### [What is being asked]
Without the pictures, write out all the lines below exactly as they appear.

Dataset records:
□ □ □
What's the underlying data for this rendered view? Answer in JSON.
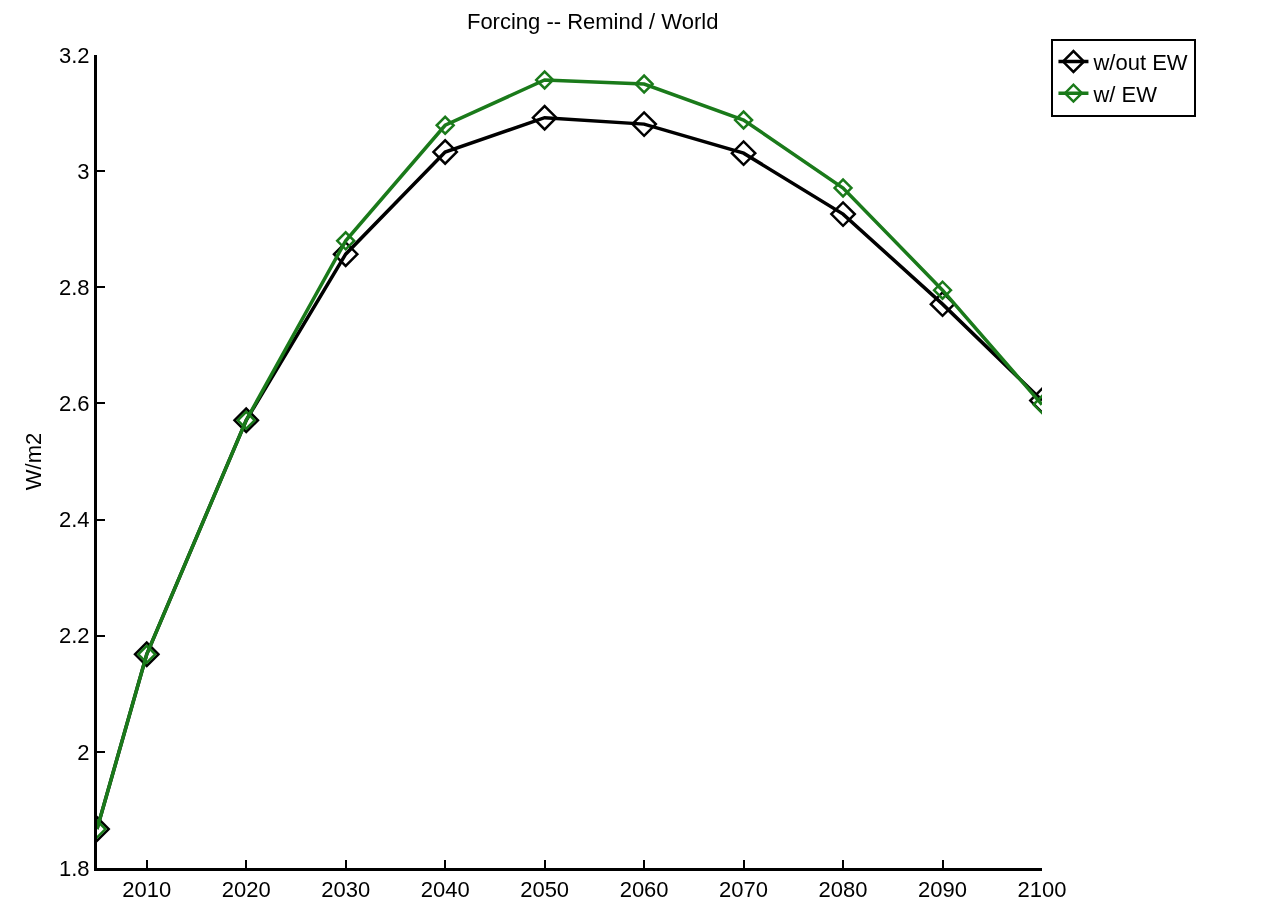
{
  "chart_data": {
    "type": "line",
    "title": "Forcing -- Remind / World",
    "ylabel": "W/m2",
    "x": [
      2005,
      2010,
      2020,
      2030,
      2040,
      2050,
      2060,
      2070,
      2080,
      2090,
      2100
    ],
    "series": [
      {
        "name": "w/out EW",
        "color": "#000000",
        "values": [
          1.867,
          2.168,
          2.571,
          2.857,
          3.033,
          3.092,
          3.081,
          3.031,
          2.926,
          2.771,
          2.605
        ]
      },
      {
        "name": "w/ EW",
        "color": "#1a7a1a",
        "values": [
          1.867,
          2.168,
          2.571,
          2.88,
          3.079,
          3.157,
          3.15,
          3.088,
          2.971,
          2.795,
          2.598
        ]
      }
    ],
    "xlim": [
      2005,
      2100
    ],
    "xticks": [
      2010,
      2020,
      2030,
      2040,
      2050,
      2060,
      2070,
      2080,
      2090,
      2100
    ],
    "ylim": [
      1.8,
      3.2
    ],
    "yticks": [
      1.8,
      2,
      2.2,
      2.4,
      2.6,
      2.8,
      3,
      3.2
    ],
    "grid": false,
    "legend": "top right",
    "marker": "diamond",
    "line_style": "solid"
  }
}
□ □ □
### [Answer to this task]
What's the underlying data for this rendered view? Answer in JSON.
{
  "chart_data": {
    "type": "line",
    "title": "Forcing -- Remind / World",
    "ylabel": "W/m2",
    "x": [
      2005,
      2010,
      2020,
      2030,
      2040,
      2050,
      2060,
      2070,
      2080,
      2090,
      2100
    ],
    "series": [
      {
        "name": "w/out EW",
        "color": "#000000",
        "values": [
          1.867,
          2.168,
          2.571,
          2.857,
          3.033,
          3.092,
          3.081,
          3.031,
          2.926,
          2.771,
          2.605
        ]
      },
      {
        "name": "w/ EW",
        "color": "#1a7a1a",
        "values": [
          1.867,
          2.168,
          2.571,
          2.88,
          3.079,
          3.157,
          3.15,
          3.088,
          2.971,
          2.795,
          2.598
        ]
      }
    ],
    "xlim": [
      2005,
      2100
    ],
    "xticks": [
      2010,
      2020,
      2030,
      2040,
      2050,
      2060,
      2070,
      2080,
      2090,
      2100
    ],
    "ylim": [
      1.8,
      3.2
    ],
    "yticks": [
      1.8,
      2,
      2.2,
      2.4,
      2.6,
      2.8,
      3,
      3.2
    ],
    "grid": false,
    "legend": "top right",
    "marker": "diamond",
    "line_style": "solid"
  }
}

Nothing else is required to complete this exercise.